▶ **Task to complete**
Show all lines holding the string "инвалидов".

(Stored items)

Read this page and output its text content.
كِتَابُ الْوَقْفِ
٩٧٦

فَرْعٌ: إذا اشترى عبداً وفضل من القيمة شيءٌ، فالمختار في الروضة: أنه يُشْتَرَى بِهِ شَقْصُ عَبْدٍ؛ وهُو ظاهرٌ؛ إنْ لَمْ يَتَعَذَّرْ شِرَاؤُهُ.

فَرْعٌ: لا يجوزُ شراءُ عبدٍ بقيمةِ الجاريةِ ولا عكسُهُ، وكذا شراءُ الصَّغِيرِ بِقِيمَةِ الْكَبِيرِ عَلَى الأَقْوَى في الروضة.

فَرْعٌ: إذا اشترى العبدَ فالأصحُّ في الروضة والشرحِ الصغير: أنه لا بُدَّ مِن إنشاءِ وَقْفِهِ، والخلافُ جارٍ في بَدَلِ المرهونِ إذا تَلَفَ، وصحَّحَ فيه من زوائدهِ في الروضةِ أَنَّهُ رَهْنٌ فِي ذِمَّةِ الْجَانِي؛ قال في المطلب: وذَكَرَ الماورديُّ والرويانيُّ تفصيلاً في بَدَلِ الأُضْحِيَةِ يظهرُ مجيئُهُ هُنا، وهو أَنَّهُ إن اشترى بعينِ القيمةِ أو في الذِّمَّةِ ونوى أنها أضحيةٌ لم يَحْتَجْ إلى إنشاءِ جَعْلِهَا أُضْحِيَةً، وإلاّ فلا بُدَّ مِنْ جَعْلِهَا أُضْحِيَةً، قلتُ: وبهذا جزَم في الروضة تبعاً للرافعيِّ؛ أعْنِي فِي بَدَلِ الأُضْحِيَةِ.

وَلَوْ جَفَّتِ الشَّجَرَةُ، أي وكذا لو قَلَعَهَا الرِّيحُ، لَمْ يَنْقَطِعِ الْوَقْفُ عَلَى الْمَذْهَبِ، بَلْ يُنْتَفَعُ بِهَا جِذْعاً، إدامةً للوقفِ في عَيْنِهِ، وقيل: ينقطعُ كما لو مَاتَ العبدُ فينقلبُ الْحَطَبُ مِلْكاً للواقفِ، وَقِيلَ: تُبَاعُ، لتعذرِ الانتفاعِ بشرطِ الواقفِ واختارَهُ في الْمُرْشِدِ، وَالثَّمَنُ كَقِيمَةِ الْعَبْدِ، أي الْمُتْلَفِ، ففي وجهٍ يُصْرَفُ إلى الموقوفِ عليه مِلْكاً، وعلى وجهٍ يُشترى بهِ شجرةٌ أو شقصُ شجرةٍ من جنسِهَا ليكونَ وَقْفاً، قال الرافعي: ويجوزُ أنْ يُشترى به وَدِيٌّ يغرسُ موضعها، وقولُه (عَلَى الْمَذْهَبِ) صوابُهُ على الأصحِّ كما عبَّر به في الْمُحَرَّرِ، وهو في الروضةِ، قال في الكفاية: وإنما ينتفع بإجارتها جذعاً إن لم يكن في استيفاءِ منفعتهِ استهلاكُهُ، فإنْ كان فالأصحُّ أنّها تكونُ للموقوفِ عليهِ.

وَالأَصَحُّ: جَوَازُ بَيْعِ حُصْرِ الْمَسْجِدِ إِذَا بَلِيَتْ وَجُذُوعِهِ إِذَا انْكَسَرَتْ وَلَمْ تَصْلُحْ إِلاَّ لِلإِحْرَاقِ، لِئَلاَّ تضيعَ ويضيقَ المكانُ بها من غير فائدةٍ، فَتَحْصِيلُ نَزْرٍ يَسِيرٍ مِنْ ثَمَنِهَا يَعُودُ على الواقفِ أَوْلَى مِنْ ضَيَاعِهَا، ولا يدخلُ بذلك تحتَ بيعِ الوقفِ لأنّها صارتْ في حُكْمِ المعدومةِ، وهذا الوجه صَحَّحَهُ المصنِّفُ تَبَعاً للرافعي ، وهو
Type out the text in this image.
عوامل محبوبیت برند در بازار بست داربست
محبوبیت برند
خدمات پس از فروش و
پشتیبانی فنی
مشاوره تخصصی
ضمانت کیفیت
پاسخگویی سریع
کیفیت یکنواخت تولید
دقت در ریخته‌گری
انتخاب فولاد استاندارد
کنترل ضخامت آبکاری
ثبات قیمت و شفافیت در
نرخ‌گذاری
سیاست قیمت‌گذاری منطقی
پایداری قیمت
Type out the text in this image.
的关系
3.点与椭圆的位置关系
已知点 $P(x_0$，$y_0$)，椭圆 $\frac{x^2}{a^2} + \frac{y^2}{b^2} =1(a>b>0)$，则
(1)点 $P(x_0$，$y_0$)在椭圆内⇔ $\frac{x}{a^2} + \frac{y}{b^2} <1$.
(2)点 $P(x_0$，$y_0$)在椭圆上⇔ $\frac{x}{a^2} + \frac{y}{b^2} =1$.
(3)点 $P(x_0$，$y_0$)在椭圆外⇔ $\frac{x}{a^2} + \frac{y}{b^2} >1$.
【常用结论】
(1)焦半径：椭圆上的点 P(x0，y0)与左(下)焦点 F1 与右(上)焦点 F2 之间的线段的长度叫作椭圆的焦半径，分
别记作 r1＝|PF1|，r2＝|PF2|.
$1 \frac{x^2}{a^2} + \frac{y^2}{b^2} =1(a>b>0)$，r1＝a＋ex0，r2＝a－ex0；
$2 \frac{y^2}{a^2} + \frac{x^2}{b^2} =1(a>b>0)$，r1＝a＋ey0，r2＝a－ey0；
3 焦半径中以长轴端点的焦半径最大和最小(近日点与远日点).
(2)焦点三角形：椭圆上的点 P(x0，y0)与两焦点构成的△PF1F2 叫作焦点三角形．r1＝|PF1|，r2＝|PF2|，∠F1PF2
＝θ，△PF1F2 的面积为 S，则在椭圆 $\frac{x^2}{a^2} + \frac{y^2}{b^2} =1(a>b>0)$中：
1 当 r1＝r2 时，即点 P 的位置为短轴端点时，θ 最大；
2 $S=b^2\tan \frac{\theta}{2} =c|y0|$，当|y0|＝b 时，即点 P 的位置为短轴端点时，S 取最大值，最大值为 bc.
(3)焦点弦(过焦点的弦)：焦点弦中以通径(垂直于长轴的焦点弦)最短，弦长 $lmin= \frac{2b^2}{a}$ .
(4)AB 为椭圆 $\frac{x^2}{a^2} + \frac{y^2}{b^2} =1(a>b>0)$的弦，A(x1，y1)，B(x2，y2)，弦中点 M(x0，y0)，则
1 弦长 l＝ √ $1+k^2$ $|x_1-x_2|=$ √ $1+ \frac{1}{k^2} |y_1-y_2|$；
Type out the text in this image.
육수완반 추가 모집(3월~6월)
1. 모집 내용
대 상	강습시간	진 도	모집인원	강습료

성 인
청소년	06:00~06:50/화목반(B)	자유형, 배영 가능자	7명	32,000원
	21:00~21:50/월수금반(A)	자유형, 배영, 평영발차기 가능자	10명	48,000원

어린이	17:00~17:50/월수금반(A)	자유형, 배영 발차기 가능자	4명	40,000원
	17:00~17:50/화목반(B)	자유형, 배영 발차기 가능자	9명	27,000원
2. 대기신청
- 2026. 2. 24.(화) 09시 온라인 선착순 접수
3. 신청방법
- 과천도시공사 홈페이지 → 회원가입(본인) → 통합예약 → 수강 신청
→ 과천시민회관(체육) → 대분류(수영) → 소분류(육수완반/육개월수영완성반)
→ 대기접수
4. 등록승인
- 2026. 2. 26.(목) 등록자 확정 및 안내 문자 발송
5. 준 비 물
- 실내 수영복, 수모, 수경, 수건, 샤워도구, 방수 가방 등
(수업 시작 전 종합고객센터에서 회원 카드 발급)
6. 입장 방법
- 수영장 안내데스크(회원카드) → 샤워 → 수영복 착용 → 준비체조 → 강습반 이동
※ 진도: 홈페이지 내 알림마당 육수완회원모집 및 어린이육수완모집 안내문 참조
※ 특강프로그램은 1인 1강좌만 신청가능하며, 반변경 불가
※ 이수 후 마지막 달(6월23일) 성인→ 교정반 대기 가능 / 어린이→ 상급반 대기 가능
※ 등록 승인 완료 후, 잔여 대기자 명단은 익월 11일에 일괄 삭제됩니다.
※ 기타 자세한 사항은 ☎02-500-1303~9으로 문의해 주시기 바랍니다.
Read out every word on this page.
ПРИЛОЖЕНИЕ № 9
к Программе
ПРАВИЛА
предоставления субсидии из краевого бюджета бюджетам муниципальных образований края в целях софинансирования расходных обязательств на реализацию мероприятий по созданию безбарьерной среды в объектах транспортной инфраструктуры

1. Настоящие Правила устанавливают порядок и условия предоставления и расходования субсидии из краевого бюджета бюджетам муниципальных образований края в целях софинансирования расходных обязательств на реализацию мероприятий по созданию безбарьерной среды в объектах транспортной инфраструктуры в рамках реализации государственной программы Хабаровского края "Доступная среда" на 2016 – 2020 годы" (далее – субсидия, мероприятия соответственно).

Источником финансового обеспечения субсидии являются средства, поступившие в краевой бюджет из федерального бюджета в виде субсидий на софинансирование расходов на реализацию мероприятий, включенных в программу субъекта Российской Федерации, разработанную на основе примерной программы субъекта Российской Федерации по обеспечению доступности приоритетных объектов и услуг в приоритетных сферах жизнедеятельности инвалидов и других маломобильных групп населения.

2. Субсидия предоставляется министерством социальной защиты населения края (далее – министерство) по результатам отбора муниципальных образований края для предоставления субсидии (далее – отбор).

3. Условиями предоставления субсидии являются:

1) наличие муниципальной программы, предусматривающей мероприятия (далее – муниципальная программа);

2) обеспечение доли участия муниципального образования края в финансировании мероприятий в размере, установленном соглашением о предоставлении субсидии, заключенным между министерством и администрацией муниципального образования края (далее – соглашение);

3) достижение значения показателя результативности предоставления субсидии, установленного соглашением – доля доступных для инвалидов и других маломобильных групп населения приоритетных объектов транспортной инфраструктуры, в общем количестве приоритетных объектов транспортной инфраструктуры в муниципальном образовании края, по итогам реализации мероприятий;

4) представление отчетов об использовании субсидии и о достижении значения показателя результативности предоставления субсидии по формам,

▶ **Response below**
Источником финансового обеспечения субсидии являются средства, поступившие в краевой бюджет из федерального бюджета в виде субсидий на софинансирование расходов на реализацию мероприятий, включенных в программу субъекта Российской Федерации, разработанную на основе примерной программы субъекта Российской Федерации по обеспечению доступности приоритетных объектов и услуг в приоритетных сферах жизнедеятельности инвалидов и других маломобильных групп населения.
3) достижение значения показателя результативности предоставления субсидии, установленного соглашением – доля доступных для инвалидов и других маломобильных групп населения приоритетных объектов транспортной инфраструктуры, в общем количестве приоритетных объектов транспортной инфраструктуры в муниципальном образовании края, по итогам реализации мероприятий;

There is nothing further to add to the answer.